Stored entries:
####################

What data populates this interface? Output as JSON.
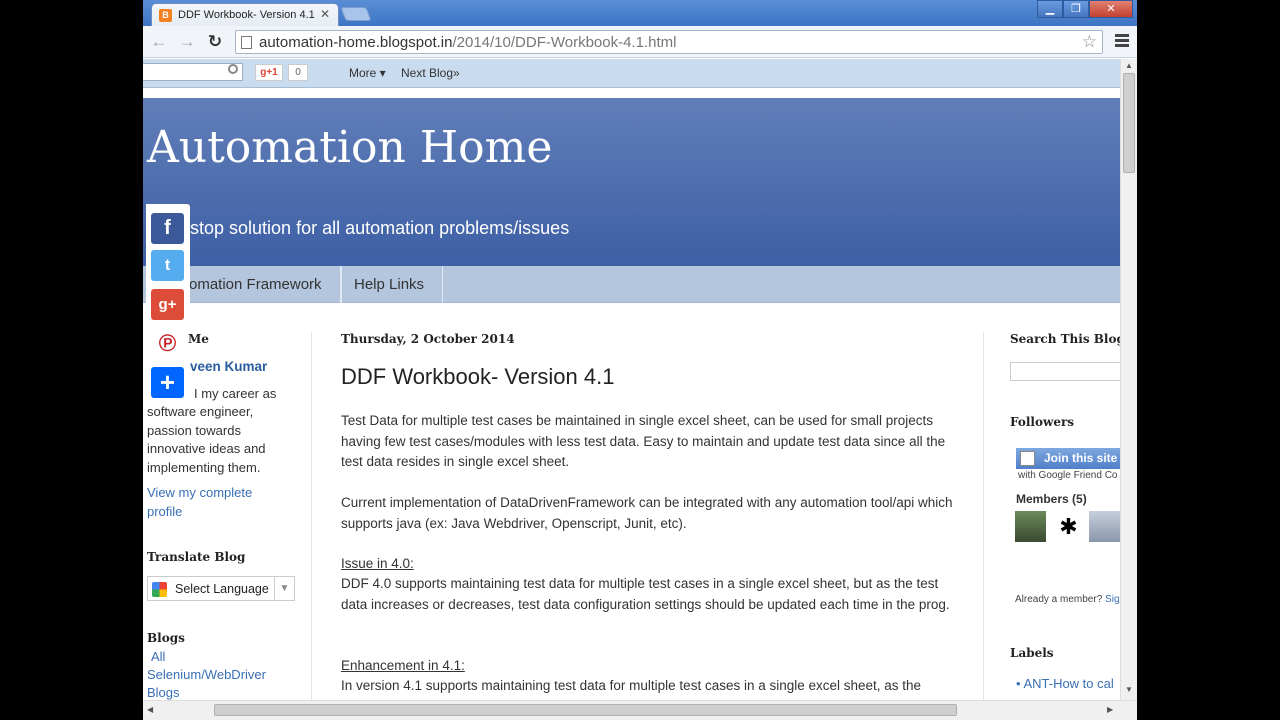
{
  "browser": {
    "tab_title": "DDF Workbook- Version 4.1",
    "tab_close": "✕",
    "url_host": "automation-home.blogspot.in",
    "url_path": "/2014/10/DDF-Workbook-4.1.html",
    "window_buttons": {
      "minimize": "▁",
      "maximize": "❐",
      "close": "✕"
    }
  },
  "navbar": {
    "gplus_label": "g+1",
    "gplus_count": "0",
    "more_label": "More ▾",
    "next_blog_label": "Next Blog»"
  },
  "blog": {
    "title": "Automation Home",
    "description": "stop solution for all automation problems/issues",
    "pages": [
      "omation Framework",
      "Help Links"
    ]
  },
  "share": {
    "icons": [
      "facebook-icon",
      "twitter-icon",
      "google-plus-icon",
      "pinterest-icon",
      "share-plus-icon"
    ],
    "colors": {
      "facebook": "#3b5998",
      "twitter": "#55acee",
      "google_plus": "#dd4b39",
      "pinterest": "#cb2027",
      "share": "#0166ff"
    }
  },
  "left_sidebar": {
    "about_heading": "Me",
    "profile_name": "veen Kumar",
    "about_line1": "I my career as",
    "about_rest": "software engineer, passion towards innovative ideas and implementing them.",
    "profile_link": "View my complete profile",
    "translate_heading": "Translate Blog",
    "translate_select": "Select Language",
    "blogs_heading": "Blogs",
    "blog_links": [
      "All",
      "Selenium/WebDriver",
      "Blogs"
    ]
  },
  "post": {
    "date": "Thursday, 2 October 2014",
    "title": "DDF Workbook- Version 4.1",
    "para1": "Test Data for multiple test cases be maintained in single excel sheet, can be used for small projects having few test cases/modules with less test data. Easy to maintain and update test data since all the test data resides in single excel sheet.",
    "para2": "Current implementation of DataDrivenFramework can be integrated with any automation tool/api which supports java (ex: Java Webdriver, Openscript, Junit, etc).",
    "issue_heading": "Issue in 4.0:",
    "issue_text": "DDF 4.0 supports maintaining test data for multiple test cases in a single excel sheet, but as the test data increases or decreases, test data configuration settings should be updated each time in the prog.",
    "enh_heading": "Enhancement in 4.1:",
    "enh_text": "In version 4.1 supports maintaining test data for multiple test cases in a single excel sheet, as the"
  },
  "right_sidebar": {
    "search_heading": "Search This Blog",
    "followers_heading": "Followers",
    "join_label": "Join this site",
    "join_sub": "with Google Friend Co",
    "members_label": "Members (5)",
    "already_member": "Already a member?",
    "sign_in": "Sig",
    "labels_heading": "Labels",
    "label_first": "ANT-How to cal"
  }
}
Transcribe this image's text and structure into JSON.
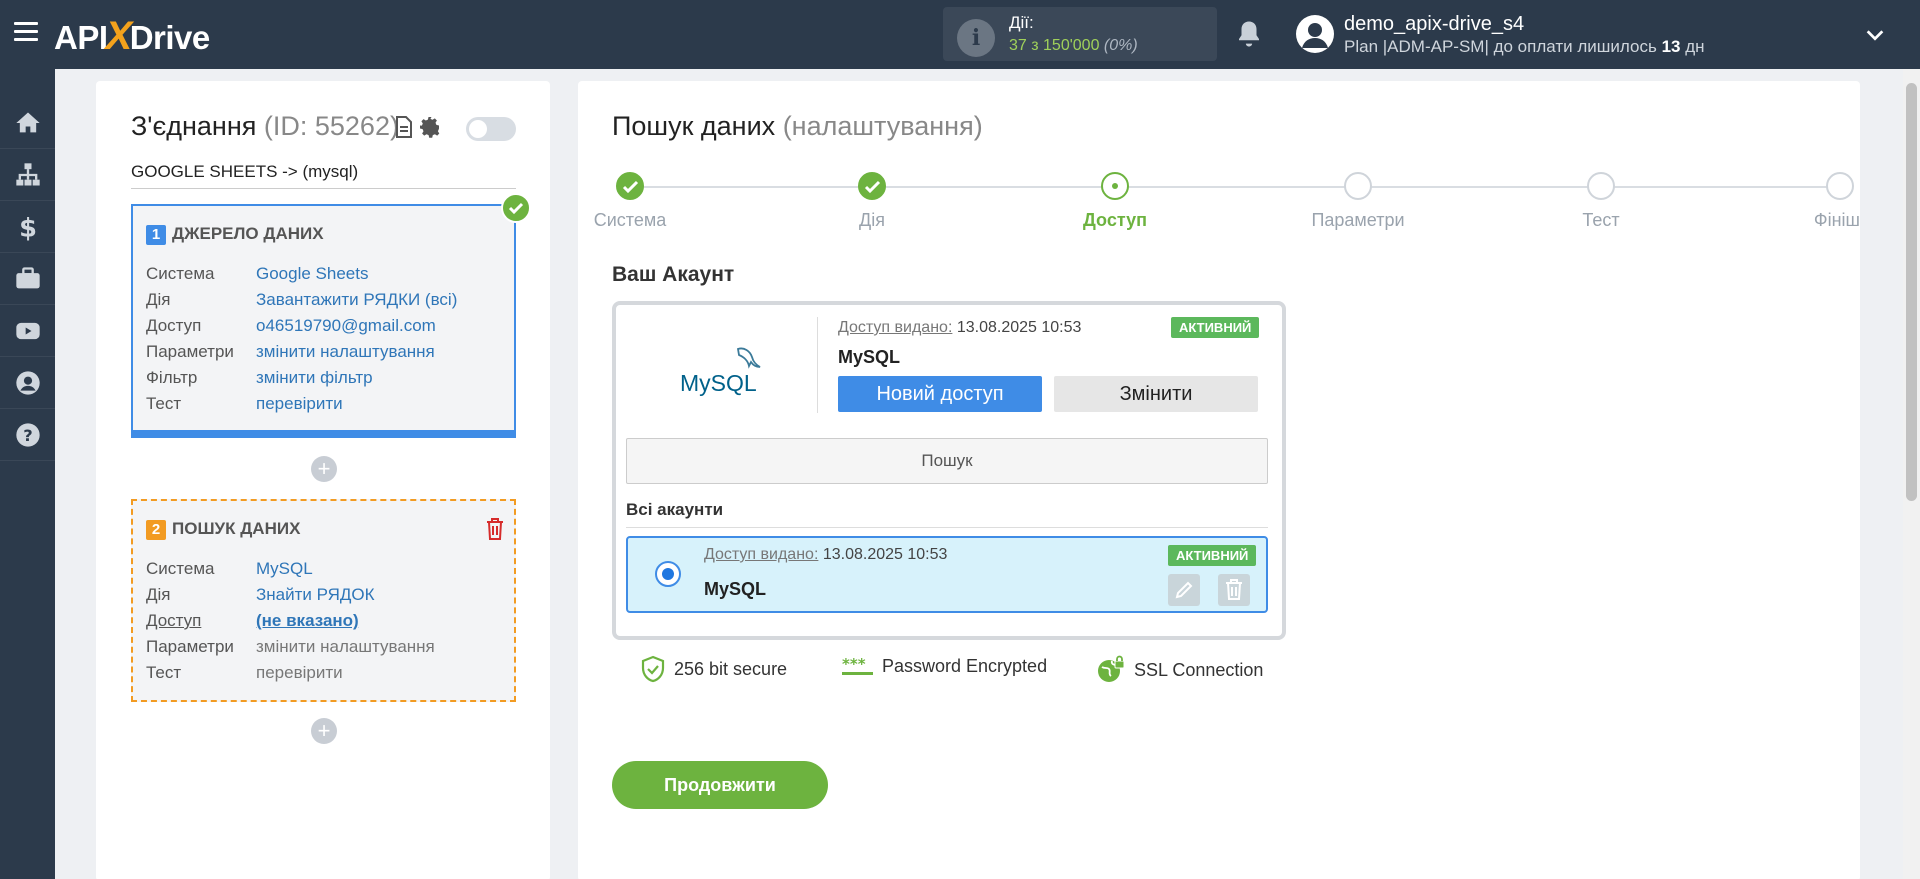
{
  "header": {
    "logo_api": "API",
    "logo_x": "X",
    "logo_drive": "Drive",
    "actions_label": "Дії:",
    "actions_count": "37 з 150'000",
    "actions_pct": "(0%)",
    "user_name": "demo_apix-drive_s4",
    "plan_prefix": "Plan |ADM-AP-SM| до оплати лишилось",
    "plan_days": "13",
    "plan_suffix": "дн"
  },
  "sidebar": {
    "icons": [
      "home-icon",
      "sitemap-icon",
      "dollar-icon",
      "briefcase-icon",
      "youtube-icon",
      "user-icon",
      "help-icon"
    ]
  },
  "connection": {
    "title": "З'єднання",
    "id_text": "(ID: 55262)",
    "subtitle": "GOOGLE SHEETS -> (mysql)",
    "source": {
      "number": "1",
      "title": "ДЖЕРЕЛО ДАНИХ",
      "rows": [
        {
          "key": "Система",
          "value": "Google Sheets"
        },
        {
          "key": "Дія",
          "value": "Завантажити РЯДКИ (всі)"
        },
        {
          "key": "Доступ",
          "value": "o46519790@gmail.com"
        },
        {
          "key": "Параметри",
          "value": "змінити налаштування"
        },
        {
          "key": "Фільтр",
          "value": "змінити фільтр"
        },
        {
          "key": "Тест",
          "value": "перевірити"
        }
      ]
    },
    "search": {
      "number": "2",
      "title": "ПОШУК ДАНИХ",
      "rows": [
        {
          "key": "Система",
          "value": "MySQL"
        },
        {
          "key": "Дія",
          "value": "Знайти РЯДОК"
        },
        {
          "key": "Доступ",
          "value": "(не вказано)"
        },
        {
          "key": "Параметри",
          "value": "змінити налаштування"
        },
        {
          "key": "Тест",
          "value": "перевірити"
        }
      ]
    },
    "plus": "+"
  },
  "main": {
    "title": "Пошук даних",
    "title_suffix": "(налаштування)",
    "steps": [
      "Система",
      "Дія",
      "Доступ",
      "Параметри",
      "Тест",
      "Фініш"
    ],
    "current_step": 2,
    "account_title": "Ваш Акаунт",
    "card": {
      "granted_label": "Доступ видано:",
      "granted_date": "13.08.2025 10:53",
      "status": "АКТИВНИЙ",
      "name": "MySQL",
      "btn_new": "Новий доступ",
      "btn_change": "Змінити",
      "logo_text": "MySQL"
    },
    "search_label": "Пошук",
    "all_accounts": "Всі акаунти",
    "account_row": {
      "granted_label": "Доступ видано:",
      "granted_date": "13.08.2025 10:53",
      "status": "АКТИВНИЙ",
      "name": "MySQL"
    },
    "security": [
      "256 bit secure",
      "Password Encrypted",
      "SSL Connection"
    ],
    "continue": "Продовжити"
  },
  "colors": {
    "topbar": "#2c3a4b",
    "accent_blue": "#3f8ce6",
    "accent_green": "#6db33f",
    "accent_orange": "#f29b22"
  }
}
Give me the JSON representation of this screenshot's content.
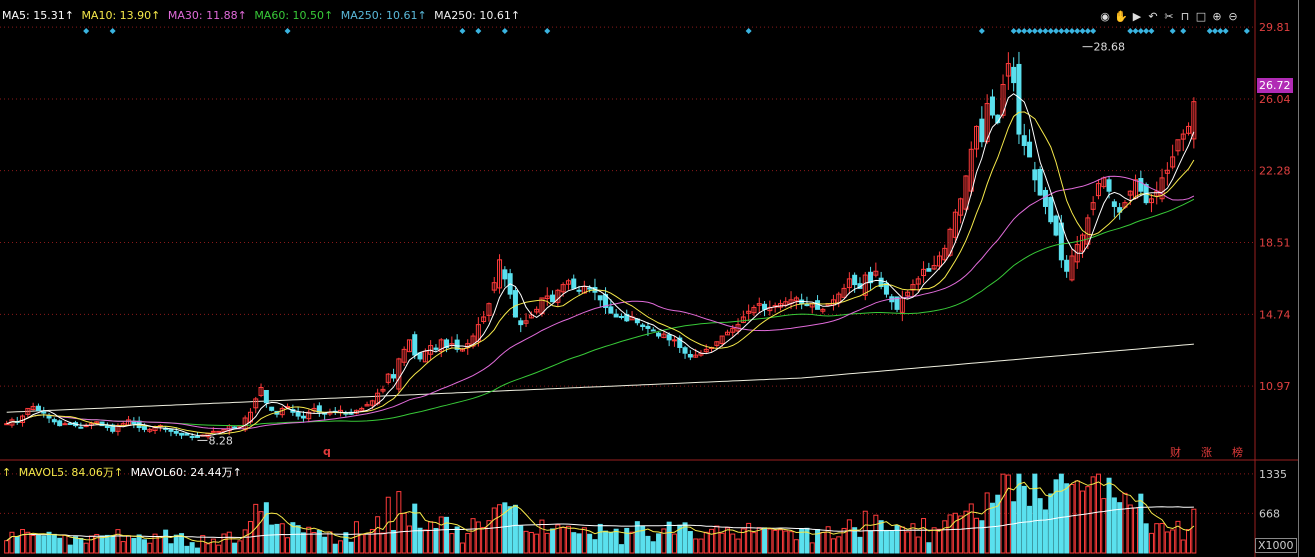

####################

Using the records above, copy every line that has the word "Workbook" in it.

    "tab_title": "DDF Workbook- Version 4.1",
    "url_path": "/2014/10/DDF-Workbook-4.1.html",
    "title": "DDF Workbook- Version 4.1",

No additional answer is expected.